[Data extracted from a collection]
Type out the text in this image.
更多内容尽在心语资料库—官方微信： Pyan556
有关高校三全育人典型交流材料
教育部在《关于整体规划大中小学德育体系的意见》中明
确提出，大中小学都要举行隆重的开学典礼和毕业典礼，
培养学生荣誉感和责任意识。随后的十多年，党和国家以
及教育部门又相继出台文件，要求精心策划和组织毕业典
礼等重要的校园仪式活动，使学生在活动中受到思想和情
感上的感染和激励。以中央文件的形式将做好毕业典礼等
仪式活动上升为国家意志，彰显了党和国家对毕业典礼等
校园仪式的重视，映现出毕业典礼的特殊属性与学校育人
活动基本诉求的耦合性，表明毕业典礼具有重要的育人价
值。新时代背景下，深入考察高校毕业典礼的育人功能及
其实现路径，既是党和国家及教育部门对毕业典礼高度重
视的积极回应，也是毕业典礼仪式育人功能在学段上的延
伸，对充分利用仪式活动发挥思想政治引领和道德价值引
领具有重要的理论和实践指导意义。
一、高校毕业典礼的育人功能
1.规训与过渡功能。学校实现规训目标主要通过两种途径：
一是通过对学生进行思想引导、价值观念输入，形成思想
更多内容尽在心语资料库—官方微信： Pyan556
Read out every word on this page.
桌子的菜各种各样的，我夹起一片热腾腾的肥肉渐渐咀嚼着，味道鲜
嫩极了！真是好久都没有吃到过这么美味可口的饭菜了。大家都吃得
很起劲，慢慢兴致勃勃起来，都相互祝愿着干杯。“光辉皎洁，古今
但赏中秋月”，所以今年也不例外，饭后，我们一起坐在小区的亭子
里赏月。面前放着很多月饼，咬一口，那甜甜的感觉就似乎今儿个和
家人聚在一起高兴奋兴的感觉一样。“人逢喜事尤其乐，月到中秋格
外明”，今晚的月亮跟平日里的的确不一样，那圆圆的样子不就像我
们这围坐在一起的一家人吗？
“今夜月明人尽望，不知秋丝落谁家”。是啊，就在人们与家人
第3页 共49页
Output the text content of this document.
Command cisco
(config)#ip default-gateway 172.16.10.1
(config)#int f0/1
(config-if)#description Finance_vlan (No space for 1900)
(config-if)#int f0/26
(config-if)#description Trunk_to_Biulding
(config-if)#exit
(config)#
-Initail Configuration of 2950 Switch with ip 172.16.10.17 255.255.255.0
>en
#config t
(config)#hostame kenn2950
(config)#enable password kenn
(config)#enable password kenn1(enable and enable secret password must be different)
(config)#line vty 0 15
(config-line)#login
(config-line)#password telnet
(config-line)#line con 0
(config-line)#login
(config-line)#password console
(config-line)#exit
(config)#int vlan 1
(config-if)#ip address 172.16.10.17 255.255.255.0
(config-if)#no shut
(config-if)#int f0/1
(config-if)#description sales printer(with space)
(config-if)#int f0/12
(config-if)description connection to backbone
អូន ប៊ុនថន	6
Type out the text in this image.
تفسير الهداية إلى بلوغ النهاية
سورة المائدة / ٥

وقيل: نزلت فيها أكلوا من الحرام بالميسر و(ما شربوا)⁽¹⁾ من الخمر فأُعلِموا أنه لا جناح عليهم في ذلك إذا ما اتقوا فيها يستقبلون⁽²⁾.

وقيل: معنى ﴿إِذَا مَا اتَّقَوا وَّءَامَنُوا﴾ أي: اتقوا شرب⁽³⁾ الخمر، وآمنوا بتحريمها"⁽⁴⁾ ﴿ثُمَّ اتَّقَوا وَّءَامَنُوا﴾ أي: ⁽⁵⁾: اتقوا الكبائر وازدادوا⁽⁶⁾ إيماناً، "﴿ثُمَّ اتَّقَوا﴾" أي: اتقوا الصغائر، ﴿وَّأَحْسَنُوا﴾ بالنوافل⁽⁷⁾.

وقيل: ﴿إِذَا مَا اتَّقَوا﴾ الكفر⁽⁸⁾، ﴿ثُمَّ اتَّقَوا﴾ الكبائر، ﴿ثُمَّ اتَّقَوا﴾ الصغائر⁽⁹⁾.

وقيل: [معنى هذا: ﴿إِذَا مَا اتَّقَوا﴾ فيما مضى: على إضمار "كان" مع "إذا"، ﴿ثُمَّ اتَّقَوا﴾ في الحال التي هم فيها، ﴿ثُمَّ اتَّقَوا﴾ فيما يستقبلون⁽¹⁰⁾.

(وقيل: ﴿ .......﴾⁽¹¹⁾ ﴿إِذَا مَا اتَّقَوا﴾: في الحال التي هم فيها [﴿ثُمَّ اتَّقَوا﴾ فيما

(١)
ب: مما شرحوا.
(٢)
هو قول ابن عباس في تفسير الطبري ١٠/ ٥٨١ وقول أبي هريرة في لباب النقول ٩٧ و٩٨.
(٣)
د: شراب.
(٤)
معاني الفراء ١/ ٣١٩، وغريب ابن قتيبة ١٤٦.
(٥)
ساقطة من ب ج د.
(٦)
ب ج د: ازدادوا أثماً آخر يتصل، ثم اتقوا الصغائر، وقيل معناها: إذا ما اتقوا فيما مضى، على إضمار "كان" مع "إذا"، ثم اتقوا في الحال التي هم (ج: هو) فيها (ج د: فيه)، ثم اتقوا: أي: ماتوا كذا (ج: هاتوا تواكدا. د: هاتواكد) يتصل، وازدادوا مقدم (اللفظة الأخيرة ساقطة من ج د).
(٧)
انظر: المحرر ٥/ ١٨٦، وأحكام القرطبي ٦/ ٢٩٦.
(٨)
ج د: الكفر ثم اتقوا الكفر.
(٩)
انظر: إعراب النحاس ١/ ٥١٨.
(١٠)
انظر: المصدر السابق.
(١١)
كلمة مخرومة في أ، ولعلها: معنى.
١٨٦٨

-- WORK TO COMPLETE --
Show each line of the data that contains the string "الصغائر".

-- SOLUTION FOR THIS PROBLEM --
وقيل: معنى ﴿إِذَا مَا اتَّقَوا وَّءَامَنُوا﴾ أي: اتقوا شرب⁽³⁾ الخمر، وآمنوا بتحريمها"⁽⁴⁾ ﴿ثُمَّ اتَّقَوا وَّءَامَنُوا﴾ أي: ⁽⁵⁾: اتقوا الكبائر وازدادوا⁽⁶⁾ إيماناً، "﴿ثُمَّ اتَّقَوا﴾" أي: اتقوا الصغائر، ﴿وَّأَحْسَنُوا﴾ بالنوافل⁽⁷⁾.
وقيل: ﴿إِذَا مَا اتَّقَوا﴾ الكفر⁽⁸⁾، ﴿ثُمَّ اتَّقَوا﴾ الكبائر، ﴿ثُمَّ اتَّقَوا﴾ الصغائر⁽⁹⁾.
ب ج د: ازدادوا أثماً آخر يتصل، ثم اتقوا الصغائر، وقيل معناها: إذا ما اتقوا فيما مضى، على إضمار "كان" مع "إذا"، ثم اتقوا في الحال التي هم (ج: هو) فيها (ج د: فيه)، ثم اتقوا: أي: ماتوا كذا (ج: هاتوا تواكدا. د: هاتواكد) يتصل، وازدادوا مقدم (اللفظة الأخيرة ساقطة من ج د).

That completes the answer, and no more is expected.